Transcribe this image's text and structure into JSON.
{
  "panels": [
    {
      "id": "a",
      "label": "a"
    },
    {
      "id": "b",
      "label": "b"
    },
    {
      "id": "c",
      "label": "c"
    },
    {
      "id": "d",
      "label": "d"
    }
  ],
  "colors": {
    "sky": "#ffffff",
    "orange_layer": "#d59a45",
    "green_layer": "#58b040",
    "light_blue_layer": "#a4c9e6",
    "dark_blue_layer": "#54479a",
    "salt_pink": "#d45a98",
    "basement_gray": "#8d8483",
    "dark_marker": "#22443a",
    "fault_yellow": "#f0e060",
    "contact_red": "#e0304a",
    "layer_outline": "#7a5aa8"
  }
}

--

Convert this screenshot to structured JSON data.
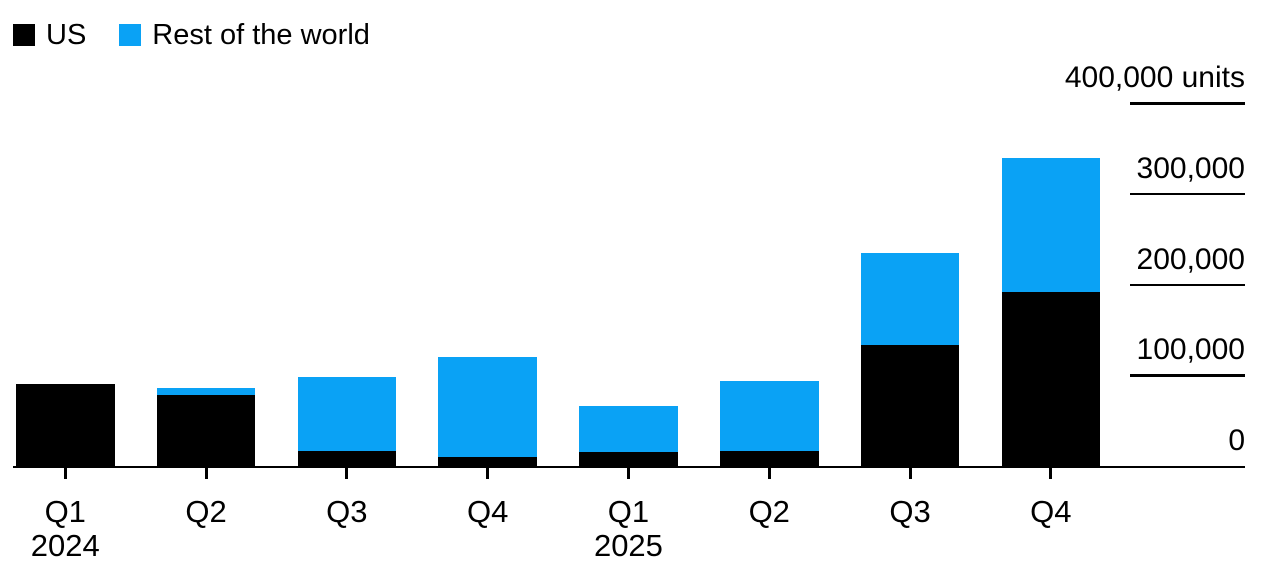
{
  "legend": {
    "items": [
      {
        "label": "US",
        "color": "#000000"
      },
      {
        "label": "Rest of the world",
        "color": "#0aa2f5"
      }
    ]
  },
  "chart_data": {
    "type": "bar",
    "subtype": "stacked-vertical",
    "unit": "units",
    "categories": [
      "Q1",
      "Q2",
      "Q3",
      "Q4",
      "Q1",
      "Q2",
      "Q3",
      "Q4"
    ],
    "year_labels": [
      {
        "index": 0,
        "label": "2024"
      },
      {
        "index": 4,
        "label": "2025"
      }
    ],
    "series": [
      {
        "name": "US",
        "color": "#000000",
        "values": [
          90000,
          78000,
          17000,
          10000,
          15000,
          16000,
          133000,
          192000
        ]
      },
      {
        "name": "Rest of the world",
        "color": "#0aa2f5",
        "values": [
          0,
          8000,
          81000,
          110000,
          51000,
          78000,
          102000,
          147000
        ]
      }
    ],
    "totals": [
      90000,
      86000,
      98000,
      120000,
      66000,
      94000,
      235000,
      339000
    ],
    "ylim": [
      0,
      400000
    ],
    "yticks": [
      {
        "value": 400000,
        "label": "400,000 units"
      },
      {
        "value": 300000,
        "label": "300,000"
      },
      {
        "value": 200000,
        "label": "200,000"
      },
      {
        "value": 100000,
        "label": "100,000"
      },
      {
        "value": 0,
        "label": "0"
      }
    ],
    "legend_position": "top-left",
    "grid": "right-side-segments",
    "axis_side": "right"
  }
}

▶ Direction: Write out every line of the data that holds the word "JSON".

▶ Complete response:
Transcribe this image's text and structure into JSON.
Convert this screenshot to structured JSON data.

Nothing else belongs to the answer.